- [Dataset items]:
────────────────────────────────────────

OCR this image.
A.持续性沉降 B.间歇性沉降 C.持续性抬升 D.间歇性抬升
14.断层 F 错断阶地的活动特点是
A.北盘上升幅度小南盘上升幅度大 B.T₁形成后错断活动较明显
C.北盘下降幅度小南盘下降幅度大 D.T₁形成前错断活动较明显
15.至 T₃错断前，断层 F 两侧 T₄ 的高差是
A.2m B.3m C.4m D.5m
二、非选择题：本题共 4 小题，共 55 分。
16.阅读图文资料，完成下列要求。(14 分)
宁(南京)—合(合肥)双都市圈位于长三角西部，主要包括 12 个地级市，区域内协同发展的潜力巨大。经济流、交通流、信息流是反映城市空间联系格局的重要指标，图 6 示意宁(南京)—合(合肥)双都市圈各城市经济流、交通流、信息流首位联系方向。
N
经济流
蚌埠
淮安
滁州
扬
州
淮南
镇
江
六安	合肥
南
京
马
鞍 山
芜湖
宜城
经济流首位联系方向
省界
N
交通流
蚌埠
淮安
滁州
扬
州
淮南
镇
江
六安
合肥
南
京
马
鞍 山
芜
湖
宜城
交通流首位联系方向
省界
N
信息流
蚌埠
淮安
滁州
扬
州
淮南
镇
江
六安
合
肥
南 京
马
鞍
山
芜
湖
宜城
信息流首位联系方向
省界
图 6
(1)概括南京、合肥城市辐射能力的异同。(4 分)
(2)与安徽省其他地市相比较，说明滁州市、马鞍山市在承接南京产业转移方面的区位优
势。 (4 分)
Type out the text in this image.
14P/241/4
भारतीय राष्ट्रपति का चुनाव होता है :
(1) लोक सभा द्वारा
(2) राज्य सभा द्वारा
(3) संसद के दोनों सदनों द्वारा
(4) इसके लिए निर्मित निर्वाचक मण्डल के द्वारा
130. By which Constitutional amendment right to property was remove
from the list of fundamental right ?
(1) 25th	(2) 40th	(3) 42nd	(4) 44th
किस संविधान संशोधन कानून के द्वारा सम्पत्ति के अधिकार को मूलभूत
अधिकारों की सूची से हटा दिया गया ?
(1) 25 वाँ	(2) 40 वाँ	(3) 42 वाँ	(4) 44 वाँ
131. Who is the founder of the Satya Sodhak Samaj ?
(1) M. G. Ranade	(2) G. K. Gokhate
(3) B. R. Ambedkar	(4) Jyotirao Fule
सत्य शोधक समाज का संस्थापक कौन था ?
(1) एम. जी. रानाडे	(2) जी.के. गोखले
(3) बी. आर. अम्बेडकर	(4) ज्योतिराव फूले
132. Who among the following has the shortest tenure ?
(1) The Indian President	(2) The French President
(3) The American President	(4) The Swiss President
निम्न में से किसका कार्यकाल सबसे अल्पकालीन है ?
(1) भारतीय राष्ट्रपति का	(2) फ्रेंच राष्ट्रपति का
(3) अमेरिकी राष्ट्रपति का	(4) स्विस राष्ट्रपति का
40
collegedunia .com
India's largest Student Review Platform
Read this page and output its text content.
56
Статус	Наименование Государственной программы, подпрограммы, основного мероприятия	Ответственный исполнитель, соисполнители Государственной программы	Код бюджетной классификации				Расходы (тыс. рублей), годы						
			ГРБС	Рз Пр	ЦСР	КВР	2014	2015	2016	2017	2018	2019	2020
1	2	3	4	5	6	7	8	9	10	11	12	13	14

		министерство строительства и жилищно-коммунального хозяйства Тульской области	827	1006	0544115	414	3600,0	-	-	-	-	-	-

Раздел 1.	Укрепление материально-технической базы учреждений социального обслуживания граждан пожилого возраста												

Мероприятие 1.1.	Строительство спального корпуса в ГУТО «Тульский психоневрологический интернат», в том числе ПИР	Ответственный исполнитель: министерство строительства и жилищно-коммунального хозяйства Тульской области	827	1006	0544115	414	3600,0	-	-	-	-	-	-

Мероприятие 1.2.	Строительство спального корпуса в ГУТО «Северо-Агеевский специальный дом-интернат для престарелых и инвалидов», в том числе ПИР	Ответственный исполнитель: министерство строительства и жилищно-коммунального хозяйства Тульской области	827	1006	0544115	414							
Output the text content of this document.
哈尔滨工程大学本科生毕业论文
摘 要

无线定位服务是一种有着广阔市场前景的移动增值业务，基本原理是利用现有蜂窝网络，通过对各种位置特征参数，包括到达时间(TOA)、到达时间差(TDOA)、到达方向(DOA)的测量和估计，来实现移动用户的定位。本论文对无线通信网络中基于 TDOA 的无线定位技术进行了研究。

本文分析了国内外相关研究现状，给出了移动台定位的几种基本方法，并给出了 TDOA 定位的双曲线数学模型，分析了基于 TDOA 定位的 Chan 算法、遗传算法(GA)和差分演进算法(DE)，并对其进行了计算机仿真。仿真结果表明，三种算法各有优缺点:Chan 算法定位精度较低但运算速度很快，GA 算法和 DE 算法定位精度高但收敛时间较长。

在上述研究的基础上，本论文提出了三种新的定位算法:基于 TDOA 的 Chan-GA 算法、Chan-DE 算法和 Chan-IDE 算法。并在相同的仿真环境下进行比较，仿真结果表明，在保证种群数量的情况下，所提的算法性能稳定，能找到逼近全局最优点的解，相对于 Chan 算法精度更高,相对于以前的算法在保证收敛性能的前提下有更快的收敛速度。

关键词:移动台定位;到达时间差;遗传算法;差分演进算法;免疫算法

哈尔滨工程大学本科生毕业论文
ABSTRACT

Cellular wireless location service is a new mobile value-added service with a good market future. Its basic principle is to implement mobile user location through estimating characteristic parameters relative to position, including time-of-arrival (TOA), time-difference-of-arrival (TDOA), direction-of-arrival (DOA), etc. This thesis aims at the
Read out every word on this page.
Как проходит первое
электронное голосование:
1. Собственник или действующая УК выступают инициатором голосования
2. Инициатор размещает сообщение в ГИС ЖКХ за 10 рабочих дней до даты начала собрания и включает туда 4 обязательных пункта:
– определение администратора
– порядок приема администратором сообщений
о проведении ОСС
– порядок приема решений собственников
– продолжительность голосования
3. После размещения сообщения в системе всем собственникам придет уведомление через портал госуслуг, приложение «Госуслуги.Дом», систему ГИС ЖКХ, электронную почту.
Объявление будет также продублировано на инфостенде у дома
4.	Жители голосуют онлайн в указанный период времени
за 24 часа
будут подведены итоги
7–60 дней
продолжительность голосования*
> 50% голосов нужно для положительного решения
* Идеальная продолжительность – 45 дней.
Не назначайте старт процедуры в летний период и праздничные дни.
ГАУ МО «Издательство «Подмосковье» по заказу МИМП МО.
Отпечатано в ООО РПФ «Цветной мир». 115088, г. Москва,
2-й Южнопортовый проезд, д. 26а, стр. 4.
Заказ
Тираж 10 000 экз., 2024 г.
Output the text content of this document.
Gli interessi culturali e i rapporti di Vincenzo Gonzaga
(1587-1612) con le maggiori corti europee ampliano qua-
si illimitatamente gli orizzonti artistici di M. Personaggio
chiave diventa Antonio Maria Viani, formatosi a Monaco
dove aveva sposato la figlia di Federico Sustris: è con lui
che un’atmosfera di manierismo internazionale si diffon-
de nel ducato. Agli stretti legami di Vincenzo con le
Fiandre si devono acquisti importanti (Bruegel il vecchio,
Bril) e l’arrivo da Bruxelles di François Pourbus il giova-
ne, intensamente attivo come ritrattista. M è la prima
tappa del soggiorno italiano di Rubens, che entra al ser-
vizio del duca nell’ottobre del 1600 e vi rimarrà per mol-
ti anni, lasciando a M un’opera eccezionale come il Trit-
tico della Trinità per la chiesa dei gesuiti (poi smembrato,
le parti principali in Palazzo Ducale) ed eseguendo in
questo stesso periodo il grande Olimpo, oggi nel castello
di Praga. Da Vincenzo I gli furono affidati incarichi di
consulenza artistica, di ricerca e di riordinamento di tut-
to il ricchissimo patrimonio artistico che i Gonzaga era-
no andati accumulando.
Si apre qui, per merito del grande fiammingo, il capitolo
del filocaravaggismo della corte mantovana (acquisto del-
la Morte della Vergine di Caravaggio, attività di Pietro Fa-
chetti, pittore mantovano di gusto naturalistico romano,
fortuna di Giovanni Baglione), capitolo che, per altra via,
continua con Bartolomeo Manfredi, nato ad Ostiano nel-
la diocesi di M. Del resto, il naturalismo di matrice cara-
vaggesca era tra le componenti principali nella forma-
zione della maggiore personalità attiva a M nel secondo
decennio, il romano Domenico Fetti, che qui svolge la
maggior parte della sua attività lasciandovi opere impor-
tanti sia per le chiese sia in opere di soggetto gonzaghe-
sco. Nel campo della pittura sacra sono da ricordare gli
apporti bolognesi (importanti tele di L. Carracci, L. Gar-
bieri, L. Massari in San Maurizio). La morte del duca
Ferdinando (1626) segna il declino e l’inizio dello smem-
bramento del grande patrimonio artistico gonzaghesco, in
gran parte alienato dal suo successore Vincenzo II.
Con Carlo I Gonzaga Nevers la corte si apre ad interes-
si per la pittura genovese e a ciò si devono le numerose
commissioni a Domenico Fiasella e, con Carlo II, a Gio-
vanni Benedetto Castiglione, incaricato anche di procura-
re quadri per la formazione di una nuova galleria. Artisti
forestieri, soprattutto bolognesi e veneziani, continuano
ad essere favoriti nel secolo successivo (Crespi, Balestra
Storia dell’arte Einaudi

────────────────────────────────────────

- [Task to complete]: Find the string "Carlo" in the listing and return every line that holds it.

- [The completed task]:
Con Carlo I Gonzaga Nevers la corte si apre ad interes-
commissioni a Domenico Fiasella e, con Carlo II, a Gio-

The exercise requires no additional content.